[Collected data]
** Start **

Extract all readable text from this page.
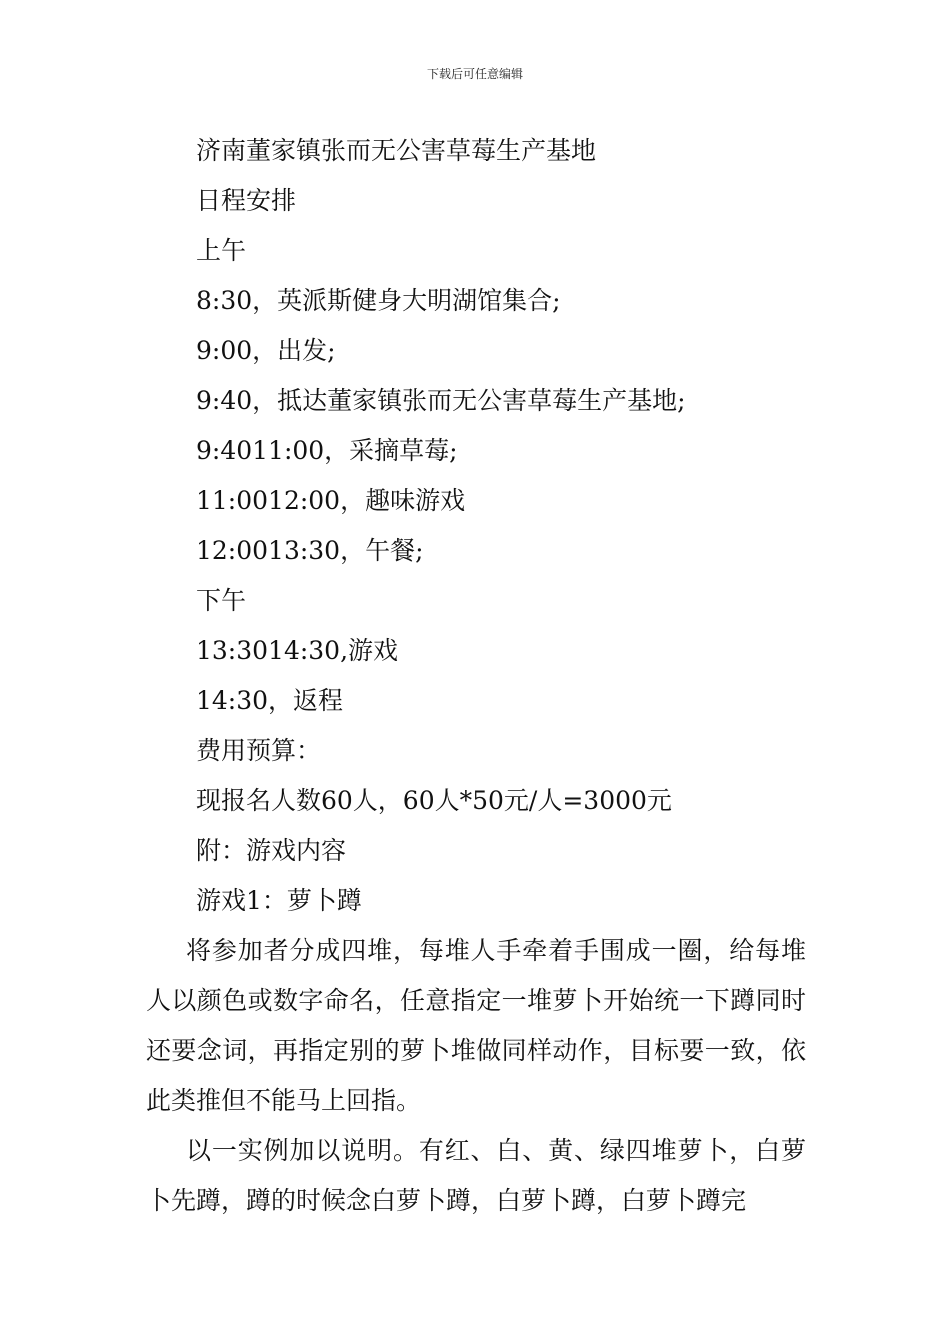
下载后可任意编辑
济南董家镇张而无公害草莓生产基地
日程安排
上午
8:30，英派斯健身大明湖馆集合;
9:00，出发;
9:40，抵达董家镇张而无公害草莓生产基地;
9:4011:00，采摘草莓;
11:0012:00，趣味游戏
12:0013:30，午餐;
下午
13:3014:30,游戏
14:30，返程
费用预算：
现报名人数60人，60人*50元/人=3000元
附：游戏内容
游戏1：萝卜蹲

将参加者分成四堆，每堆人手牵着手围成一圈，给每堆人以颜色或数字命名，任意指定一堆萝卜开始统一下蹲同时还要念词，再指定别的萝卜堆做同样动作，目标要一致，依此类推但不能马上回指。

以一实例加以说明。有红、白、黄、绿四堆萝卜，白萝卜先蹲，蹲的时候念白萝卜蹲，白萝卜蹲，白萝卜蹲完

** End **

## REQUIRED TASK
Reproduce every record above exactly, omitting the pictures.

## ANSWER TO THIS EXERCISE
Extract all readable text from this page.
下载后可任意编辑
济南董家镇张而无公害草莓生产基地
日程安排
上午
8:30，英派斯健身大明湖馆集合;
9:00，出发;
9:40，抵达董家镇张而无公害草莓生产基地;
9:4011:00，采摘草莓;
11:0012:00，趣味游戏
12:0013:30，午餐;
下午
13:3014:30,游戏
14:30，返程
费用预算：
现报名人数60人，60人*50元/人=3000元
附：游戏内容
游戏1：萝卜蹲

将参加者分成四堆，每堆人手牵着手围成一圈，给每堆人以颜色或数字命名，任意指定一堆萝卜开始统一下蹲同时还要念词，再指定别的萝卜堆做同样动作，目标要一致，依此类推但不能马上回指。

以一实例加以说明。有红、白、黄、绿四堆萝卜，白萝卜先蹲，蹲的时候念白萝卜蹲，白萝卜蹲，白萝卜蹲完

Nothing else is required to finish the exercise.